─── EXTRACTED MATERIAL

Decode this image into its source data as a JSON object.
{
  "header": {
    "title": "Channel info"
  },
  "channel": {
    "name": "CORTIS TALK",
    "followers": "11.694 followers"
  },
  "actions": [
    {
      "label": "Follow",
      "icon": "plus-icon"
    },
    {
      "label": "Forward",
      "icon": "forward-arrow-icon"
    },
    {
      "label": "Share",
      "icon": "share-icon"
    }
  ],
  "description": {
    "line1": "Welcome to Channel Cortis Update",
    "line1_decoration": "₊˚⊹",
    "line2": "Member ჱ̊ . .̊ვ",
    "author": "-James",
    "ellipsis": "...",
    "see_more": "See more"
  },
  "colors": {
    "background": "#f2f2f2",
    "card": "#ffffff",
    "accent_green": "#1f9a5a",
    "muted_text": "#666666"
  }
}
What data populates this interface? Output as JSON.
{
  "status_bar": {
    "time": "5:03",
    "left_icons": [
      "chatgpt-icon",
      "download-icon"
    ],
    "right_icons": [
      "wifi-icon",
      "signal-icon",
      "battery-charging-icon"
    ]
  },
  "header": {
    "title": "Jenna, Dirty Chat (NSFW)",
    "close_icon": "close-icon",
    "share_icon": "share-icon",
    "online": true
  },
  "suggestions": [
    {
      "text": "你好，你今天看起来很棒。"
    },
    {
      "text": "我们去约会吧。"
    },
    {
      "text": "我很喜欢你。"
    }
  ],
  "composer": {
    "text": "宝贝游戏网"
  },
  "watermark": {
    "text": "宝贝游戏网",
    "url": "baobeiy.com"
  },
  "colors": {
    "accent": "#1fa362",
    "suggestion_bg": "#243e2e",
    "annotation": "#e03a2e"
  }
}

──────

▸ **PROBLEM REQUIREMENTS**:
Output the listing above without altering a single character.

▸ **OUTPUT BELOW**:
Decode this image into its source data as a JSON object.
{
  "header": {
    "title": "Channel info"
  },
  "channel": {
    "name": "CORTIS TALK",
    "followers": "11.694 followers"
  },
  "actions": [
    {
      "label": "Follow",
      "icon": "plus-icon"
    },
    {
      "label": "Forward",
      "icon": "forward-arrow-icon"
    },
    {
      "label": "Share",
      "icon": "share-icon"
    }
  ],
  "description": {
    "line1": "Welcome to Channel Cortis Update",
    "line1_decoration": "₊˚⊹",
    "line2": "Member ჱ̊ . .̊ვ",
    "author": "-James",
    "ellipsis": "...",
    "see_more": "See more"
  },
  "colors": {
    "background": "#f2f2f2",
    "card": "#ffffff",
    "accent_green": "#1f9a5a",
    "muted_text": "#666666"
  }
}
What data populates this interface? Output as JSON.
{
  "status_bar": {
    "time": "5:03",
    "left_icons": [
      "chatgpt-icon",
      "download-icon"
    ],
    "right_icons": [
      "wifi-icon",
      "signal-icon",
      "battery-charging-icon"
    ]
  },
  "header": {
    "title": "Jenna, Dirty Chat (NSFW)",
    "close_icon": "close-icon",
    "share_icon": "share-icon",
    "online": true
  },
  "suggestions": [
    {
      "text": "你好，你今天看起来很棒。"
    },
    {
      "text": "我们去约会吧。"
    },
    {
      "text": "我很喜欢你。"
    }
  ],
  "composer": {
    "text": "宝贝游戏网"
  },
  "watermark": {
    "text": "宝贝游戏网",
    "url": "baobeiy.com"
  },
  "colors": {
    "accent": "#1fa362",
    "suggestion_bg": "#243e2e",
    "annotation": "#e03a2e"
  }
}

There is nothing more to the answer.